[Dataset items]
..............................

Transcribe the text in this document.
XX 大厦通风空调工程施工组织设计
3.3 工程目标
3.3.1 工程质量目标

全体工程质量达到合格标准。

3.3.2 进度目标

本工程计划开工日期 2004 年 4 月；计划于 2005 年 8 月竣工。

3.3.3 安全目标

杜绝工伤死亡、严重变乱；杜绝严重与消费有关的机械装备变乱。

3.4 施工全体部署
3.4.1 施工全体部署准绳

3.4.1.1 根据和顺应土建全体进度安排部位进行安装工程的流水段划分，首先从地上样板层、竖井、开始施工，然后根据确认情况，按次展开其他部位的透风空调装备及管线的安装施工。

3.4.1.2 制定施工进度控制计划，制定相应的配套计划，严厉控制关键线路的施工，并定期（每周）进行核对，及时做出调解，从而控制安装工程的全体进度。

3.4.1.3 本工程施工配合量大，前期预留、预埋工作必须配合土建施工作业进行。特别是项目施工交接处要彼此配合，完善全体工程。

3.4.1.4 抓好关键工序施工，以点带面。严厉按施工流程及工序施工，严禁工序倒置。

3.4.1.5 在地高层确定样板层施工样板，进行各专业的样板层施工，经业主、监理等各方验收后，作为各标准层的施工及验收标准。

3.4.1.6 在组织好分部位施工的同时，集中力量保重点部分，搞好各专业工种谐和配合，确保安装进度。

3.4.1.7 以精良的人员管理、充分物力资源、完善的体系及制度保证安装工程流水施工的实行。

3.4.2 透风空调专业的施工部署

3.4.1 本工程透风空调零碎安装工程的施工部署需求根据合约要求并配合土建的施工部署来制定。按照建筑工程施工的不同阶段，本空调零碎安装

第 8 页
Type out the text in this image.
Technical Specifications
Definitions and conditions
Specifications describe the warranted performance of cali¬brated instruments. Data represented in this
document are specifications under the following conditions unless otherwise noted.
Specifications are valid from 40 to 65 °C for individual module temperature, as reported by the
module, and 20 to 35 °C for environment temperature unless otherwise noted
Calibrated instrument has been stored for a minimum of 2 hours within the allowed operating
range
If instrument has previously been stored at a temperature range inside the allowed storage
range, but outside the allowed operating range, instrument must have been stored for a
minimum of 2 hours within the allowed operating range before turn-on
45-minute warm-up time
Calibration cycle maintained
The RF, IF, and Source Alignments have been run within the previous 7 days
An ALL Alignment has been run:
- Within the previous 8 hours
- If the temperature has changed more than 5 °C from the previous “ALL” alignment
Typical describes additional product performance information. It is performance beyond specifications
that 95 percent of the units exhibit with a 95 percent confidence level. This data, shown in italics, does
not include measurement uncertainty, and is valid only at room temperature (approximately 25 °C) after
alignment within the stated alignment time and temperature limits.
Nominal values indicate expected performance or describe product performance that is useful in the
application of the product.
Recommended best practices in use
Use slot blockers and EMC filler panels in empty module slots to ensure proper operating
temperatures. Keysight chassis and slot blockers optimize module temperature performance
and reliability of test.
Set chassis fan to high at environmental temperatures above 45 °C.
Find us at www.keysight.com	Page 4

..............................

== Work to do ==
Every record above should be copied exactly.

== Expected output ==
Transcribe the text in this document.
XX 大厦通风空调工程施工组织设计
3.3 工程目标
3.3.1 工程质量目标

全体工程质量达到合格标准。

3.3.2 进度目标

本工程计划开工日期 2004 年 4 月；计划于 2005 年 8 月竣工。

3.3.3 安全目标

杜绝工伤死亡、严重变乱；杜绝严重与消费有关的机械装备变乱。

3.4 施工全体部署
3.4.1 施工全体部署准绳

3.4.1.1 根据和顺应土建全体进度安排部位进行安装工程的流水段划分，首先从地上样板层、竖井、开始施工，然后根据确认情况，按次展开其他部位的透风空调装备及管线的安装施工。

3.4.1.2 制定施工进度控制计划，制定相应的配套计划，严厉控制关键线路的施工，并定期（每周）进行核对，及时做出调解，从而控制安装工程的全体进度。

3.4.1.3 本工程施工配合量大，前期预留、预埋工作必须配合土建施工作业进行。特别是项目施工交接处要彼此配合，完善全体工程。

3.4.1.4 抓好关键工序施工，以点带面。严厉按施工流程及工序施工，严禁工序倒置。

3.4.1.5 在地高层确定样板层施工样板，进行各专业的样板层施工，经业主、监理等各方验收后，作为各标准层的施工及验收标准。

3.4.1.6 在组织好分部位施工的同时，集中力量保重点部分，搞好各专业工种谐和配合，确保安装进度。

3.4.1.7 以精良的人员管理、充分物力资源、完善的体系及制度保证安装工程流水施工的实行。

3.4.2 透风空调专业的施工部署

3.4.1 本工程透风空调零碎安装工程的施工部署需求根据合约要求并配合土建的施工部署来制定。按照建筑工程施工的不同阶段，本空调零碎安装

第 8 页
Type out the text in this image.
Technical Specifications
Definitions and conditions
Specifications describe the warranted performance of cali¬brated instruments. Data represented in this
document are specifications under the following conditions unless otherwise noted.
Specifications are valid from 40 to 65 °C for individual module temperature, as reported by the
module, and 20 to 35 °C for environment temperature unless otherwise noted
Calibrated instrument has been stored for a minimum of 2 hours within the allowed operating
range
If instrument has previously been stored at a temperature range inside the allowed storage
range, but outside the allowed operating range, instrument must have been stored for a
minimum of 2 hours within the allowed operating range before turn-on
45-minute warm-up time
Calibration cycle maintained
The RF, IF, and Source Alignments have been run within the previous 7 days
An ALL Alignment has been run:
- Within the previous 8 hours
- If the temperature has changed more than 5 °C from the previous “ALL” alignment
Typical describes additional product performance information. It is performance beyond specifications
that 95 percent of the units exhibit with a 95 percent confidence level. This data, shown in italics, does
not include measurement uncertainty, and is valid only at room temperature (approximately 25 °C) after
alignment within the stated alignment time and temperature limits.
Nominal values indicate expected performance or describe product performance that is useful in the
application of the product.
Recommended best practices in use
Use slot blockers and EMC filler panels in empty module slots to ensure proper operating
temperatures. Keysight chassis and slot blockers optimize module temperature performance
and reliability of test.
Set chassis fan to high at environmental temperatures above 45 °C.
Find us at www.keysight.com	Page 4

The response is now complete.